— start of Available data —
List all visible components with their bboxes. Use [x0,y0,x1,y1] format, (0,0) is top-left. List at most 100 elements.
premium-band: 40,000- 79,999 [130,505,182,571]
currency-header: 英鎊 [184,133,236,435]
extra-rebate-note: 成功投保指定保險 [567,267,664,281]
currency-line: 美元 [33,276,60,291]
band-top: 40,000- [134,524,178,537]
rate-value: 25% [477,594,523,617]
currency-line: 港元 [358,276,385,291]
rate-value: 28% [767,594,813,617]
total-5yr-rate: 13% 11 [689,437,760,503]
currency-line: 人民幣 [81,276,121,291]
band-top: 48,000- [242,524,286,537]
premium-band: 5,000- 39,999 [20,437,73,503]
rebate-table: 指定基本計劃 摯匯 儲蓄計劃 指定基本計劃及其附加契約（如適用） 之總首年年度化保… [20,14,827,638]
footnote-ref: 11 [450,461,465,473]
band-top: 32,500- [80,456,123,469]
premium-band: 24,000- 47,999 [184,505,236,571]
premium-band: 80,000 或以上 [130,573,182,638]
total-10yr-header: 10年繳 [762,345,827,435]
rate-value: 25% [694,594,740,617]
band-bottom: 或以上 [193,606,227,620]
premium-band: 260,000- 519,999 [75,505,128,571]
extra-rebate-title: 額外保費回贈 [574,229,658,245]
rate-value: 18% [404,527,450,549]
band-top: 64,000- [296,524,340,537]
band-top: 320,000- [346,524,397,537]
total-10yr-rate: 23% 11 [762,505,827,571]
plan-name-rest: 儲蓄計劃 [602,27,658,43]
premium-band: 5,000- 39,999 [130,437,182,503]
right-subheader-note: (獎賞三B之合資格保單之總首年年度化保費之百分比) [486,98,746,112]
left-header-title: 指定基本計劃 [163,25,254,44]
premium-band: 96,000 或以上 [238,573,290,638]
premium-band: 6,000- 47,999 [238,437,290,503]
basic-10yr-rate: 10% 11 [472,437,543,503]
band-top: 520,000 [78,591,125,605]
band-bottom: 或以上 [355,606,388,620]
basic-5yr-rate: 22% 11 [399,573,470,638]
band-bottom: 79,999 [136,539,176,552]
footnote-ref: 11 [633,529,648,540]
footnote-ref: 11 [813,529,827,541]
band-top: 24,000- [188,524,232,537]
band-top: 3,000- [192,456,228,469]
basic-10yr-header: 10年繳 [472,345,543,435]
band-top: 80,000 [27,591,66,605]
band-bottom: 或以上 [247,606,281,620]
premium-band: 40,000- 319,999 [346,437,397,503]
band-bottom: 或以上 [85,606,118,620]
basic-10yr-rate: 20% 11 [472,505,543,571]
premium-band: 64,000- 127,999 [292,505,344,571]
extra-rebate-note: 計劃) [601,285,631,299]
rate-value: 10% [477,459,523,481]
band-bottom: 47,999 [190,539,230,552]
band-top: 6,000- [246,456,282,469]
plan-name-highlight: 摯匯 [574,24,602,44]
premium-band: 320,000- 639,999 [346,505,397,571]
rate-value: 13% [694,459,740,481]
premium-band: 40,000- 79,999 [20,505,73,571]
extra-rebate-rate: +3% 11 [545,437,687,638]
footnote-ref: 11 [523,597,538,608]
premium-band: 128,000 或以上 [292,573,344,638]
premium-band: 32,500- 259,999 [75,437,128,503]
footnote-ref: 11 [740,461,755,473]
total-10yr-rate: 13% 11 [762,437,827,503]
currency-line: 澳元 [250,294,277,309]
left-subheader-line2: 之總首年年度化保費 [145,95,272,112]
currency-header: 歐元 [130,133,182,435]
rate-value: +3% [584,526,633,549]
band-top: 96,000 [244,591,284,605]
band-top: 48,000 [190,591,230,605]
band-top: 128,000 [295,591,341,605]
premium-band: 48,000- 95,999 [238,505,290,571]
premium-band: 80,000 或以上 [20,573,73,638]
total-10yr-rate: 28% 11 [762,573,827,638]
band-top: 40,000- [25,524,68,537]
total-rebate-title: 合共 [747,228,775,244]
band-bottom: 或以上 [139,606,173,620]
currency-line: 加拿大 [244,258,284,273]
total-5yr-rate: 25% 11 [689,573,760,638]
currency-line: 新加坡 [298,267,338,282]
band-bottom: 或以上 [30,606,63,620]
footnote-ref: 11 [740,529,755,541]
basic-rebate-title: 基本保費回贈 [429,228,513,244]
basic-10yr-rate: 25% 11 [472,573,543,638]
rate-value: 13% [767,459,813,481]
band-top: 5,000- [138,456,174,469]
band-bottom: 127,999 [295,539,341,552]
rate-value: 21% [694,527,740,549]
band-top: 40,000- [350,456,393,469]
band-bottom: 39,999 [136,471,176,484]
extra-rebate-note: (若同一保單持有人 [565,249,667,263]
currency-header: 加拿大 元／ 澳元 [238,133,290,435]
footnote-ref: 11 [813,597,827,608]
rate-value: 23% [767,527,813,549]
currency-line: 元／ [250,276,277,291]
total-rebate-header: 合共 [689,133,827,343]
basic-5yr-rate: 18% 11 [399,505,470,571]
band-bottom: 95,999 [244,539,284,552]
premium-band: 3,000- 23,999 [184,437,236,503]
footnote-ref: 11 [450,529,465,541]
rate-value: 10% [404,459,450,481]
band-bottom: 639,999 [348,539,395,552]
— end of Available data —
> [Problem description]
Retype every one of the lines above without changing anything.

> [Exercise response]
List all visible components with their bboxes. Use [x0,y0,x1,y1] format, (0,0) is top-left. List at most 100 elements.
premium-band: 40,000- 79,999 [130,505,182,571]
currency-header: 英鎊 [184,133,236,435]
extra-rebate-note: 成功投保指定保險 [567,267,664,281]
currency-line: 美元 [33,276,60,291]
band-top: 40,000- [134,524,178,537]
rate-value: 25% [477,594,523,617]
currency-line: 港元 [358,276,385,291]
rate-value: 28% [767,594,813,617]
total-5yr-rate: 13% 11 [689,437,760,503]
currency-line: 人民幣 [81,276,121,291]
band-top: 48,000- [242,524,286,537]
premium-band: 5,000- 39,999 [20,437,73,503]
rebate-table: 指定基本計劃 摯匯 儲蓄計劃 指定基本計劃及其附加契約（如適用） 之總首年年度化保… [20,14,827,638]
footnote-ref: 11 [450,461,465,473]
band-top: 32,500- [80,456,123,469]
premium-band: 24,000- 47,999 [184,505,236,571]
premium-band: 80,000 或以上 [130,573,182,638]
total-10yr-header: 10年繳 [762,345,827,435]
rate-value: 25% [694,594,740,617]
band-bottom: 或以上 [193,606,227,620]
premium-band: 260,000- 519,999 [75,505,128,571]
extra-rebate-title: 額外保費回贈 [574,229,658,245]
rate-value: 18% [404,527,450,549]
band-top: 64,000- [296,524,340,537]
band-top: 320,000- [346,524,397,537]
total-10yr-rate: 23% 11 [762,505,827,571]
plan-name-rest: 儲蓄計劃 [602,27,658,43]
premium-band: 5,000- 39,999 [130,437,182,503]
right-subheader-note: (獎賞三B之合資格保單之總首年年度化保費之百分比) [486,98,746,112]
left-header-title: 指定基本計劃 [163,25,254,44]
premium-band: 96,000 或以上 [238,573,290,638]
premium-band: 6,000- 47,999 [238,437,290,503]
basic-10yr-rate: 10% 11 [472,437,543,503]
band-top: 520,000 [78,591,125,605]
band-bottom: 或以上 [355,606,388,620]
basic-5yr-rate: 22% 11 [399,573,470,638]
band-bottom: 79,999 [136,539,176,552]
footnote-ref: 11 [633,529,648,540]
footnote-ref: 11 [813,529,827,541]
band-top: 24,000- [188,524,232,537]
band-top: 3,000- [192,456,228,469]
basic-10yr-header: 10年繳 [472,345,543,435]
band-top: 80,000 [27,591,66,605]
band-bottom: 或以上 [247,606,281,620]
premium-band: 40,000- 319,999 [346,437,397,503]
band-bottom: 或以上 [85,606,118,620]
basic-10yr-rate: 20% 11 [472,505,543,571]
premium-band: 64,000- 127,999 [292,505,344,571]
extra-rebate-note: 計劃) [601,285,631,299]
rate-value: 10% [477,459,523,481]
band-bottom: 47,999 [190,539,230,552]
band-top: 6,000- [246,456,282,469]
plan-name-highlight: 摯匯 [574,24,602,44]
premium-band: 320,000- 639,999 [346,505,397,571]
rate-value: 13% [694,459,740,481]
premium-band: 40,000- 79,999 [20,505,73,571]
extra-rebate-rate: +3% 11 [545,437,687,638]
footnote-ref: 11 [523,597,538,608]
premium-band: 128,000 或以上 [292,573,344,638]
premium-band: 32,500- 259,999 [75,437,128,503]
footnote-ref: 11 [740,461,755,473]
total-10yr-rate: 13% 11 [762,437,827,503]
currency-line: 澳元 [250,294,277,309]
left-subheader-line2: 之總首年年度化保費 [145,95,272,112]
currency-header: 歐元 [130,133,182,435]
rate-value: +3% [584,526,633,549]
band-top: 96,000 [244,591,284,605]
band-top: 48,000 [190,591,230,605]
band-top: 128,000 [295,591,341,605]
premium-band: 48,000- 95,999 [238,505,290,571]
premium-band: 80,000 或以上 [20,573,73,638]
total-10yr-rate: 28% 11 [762,573,827,638]
band-top: 40,000- [25,524,68,537]
total-rebate-title: 合共 [747,228,775,244]
band-bottom: 或以上 [139,606,173,620]
currency-line: 加拿大 [244,258,284,273]
total-5yr-rate: 25% 11 [689,573,760,638]
currency-line: 新加坡 [298,267,338,282]
band-bottom: 或以上 [30,606,63,620]
footnote-ref: 11 [740,529,755,541]
basic-rebate-title: 基本保費回贈 [429,228,513,244]
basic-10yr-rate: 25% 11 [472,573,543,638]
rate-value: 13% [767,459,813,481]
band-top: 5,000- [138,456,174,469]
band-bottom: 127,999 [295,539,341,552]
rate-value: 21% [694,527,740,549]
band-top: 40,000- [350,456,393,469]
band-bottom: 39,999 [136,471,176,484]
extra-rebate-note: (若同一保單持有人 [565,249,667,263]
currency-header: 加拿大 元／ 澳元 [238,133,290,435]
footnote-ref: 11 [813,597,827,608]
rate-value: 23% [767,527,813,549]
currency-line: 元／ [250,276,277,291]
total-rebate-header: 合共 [689,133,827,343]
basic-5yr-rate: 18% 11 [399,505,470,571]
band-bottom: 95,999 [244,539,284,552]
premium-band: 3,000- 23,999 [184,437,236,503]
footnote-ref: 11 [450,529,465,541]
rate-value: 10% [404,459,450,481]
band-bottom: 639,999 [348,539,395,552]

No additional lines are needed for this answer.